Required work = Here are records with pictures in them. Copy all of them exactly and leave the pictures out.

□ □ □ □

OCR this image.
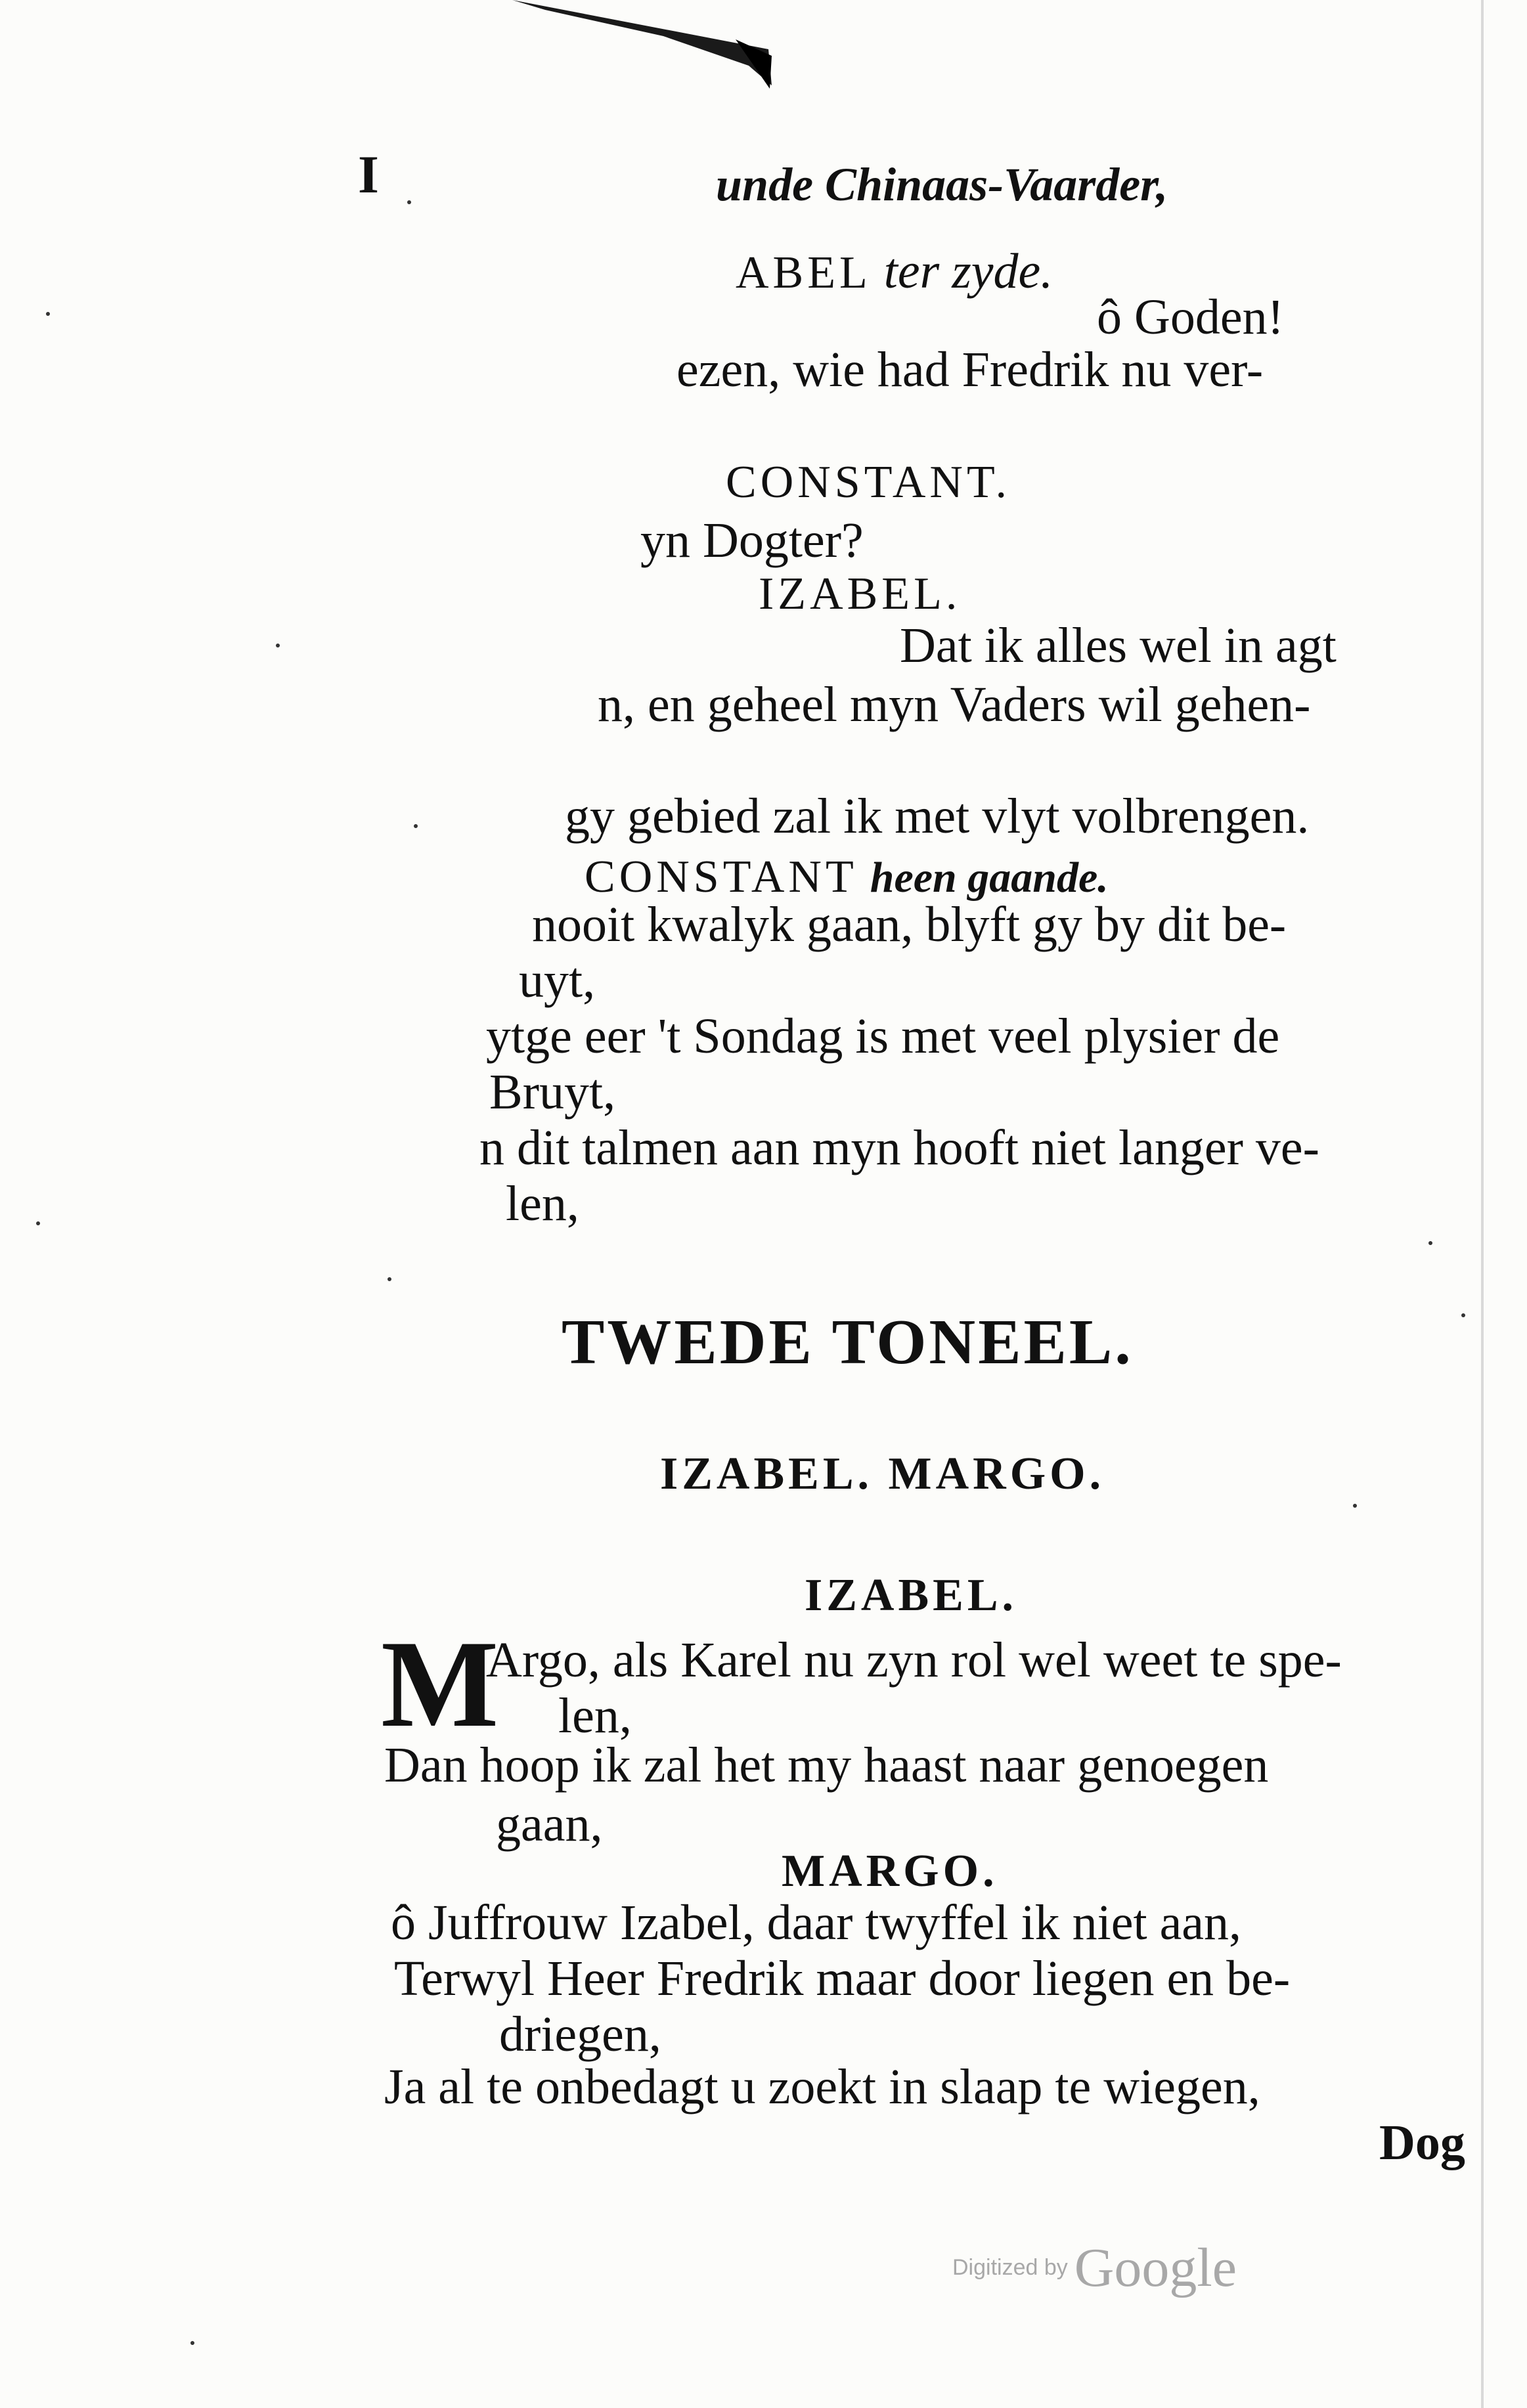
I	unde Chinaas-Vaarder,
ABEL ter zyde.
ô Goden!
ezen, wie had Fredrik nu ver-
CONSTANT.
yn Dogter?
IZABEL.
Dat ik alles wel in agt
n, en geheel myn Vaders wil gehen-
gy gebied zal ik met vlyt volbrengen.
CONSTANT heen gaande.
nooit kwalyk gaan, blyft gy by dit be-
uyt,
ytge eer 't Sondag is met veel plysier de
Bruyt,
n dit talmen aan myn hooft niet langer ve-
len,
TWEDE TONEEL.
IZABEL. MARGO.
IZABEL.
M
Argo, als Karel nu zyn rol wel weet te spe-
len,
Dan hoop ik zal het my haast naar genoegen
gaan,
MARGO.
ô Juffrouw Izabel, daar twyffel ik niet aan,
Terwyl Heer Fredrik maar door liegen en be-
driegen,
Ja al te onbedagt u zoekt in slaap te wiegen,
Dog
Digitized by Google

□ □ □ □

Exercise result =
OCR this image.
I	unde Chinaas-Vaarder,
ABEL ter zyde.
ô Goden!
ezen, wie had Fredrik nu ver-
CONSTANT.
yn Dogter?
IZABEL.
Dat ik alles wel in agt
n, en geheel myn Vaders wil gehen-
gy gebied zal ik met vlyt volbrengen.
CONSTANT heen gaande.
nooit kwalyk gaan, blyft gy by dit be-
uyt,
ytge eer 't Sondag is met veel plysier de
Bruyt,
n dit talmen aan myn hooft niet langer ve-
len,
TWEDE TONEEL.
IZABEL. MARGO.
IZABEL.
M
Argo, als Karel nu zyn rol wel weet te spe-
len,
Dan hoop ik zal het my haast naar genoegen
gaan,
MARGO.
ô Juffrouw Izabel, daar twyffel ik niet aan,
Terwyl Heer Fredrik maar door liegen en be-
driegen,
Ja al te onbedagt u zoekt in slaap te wiegen,
Dog
Digitized by Google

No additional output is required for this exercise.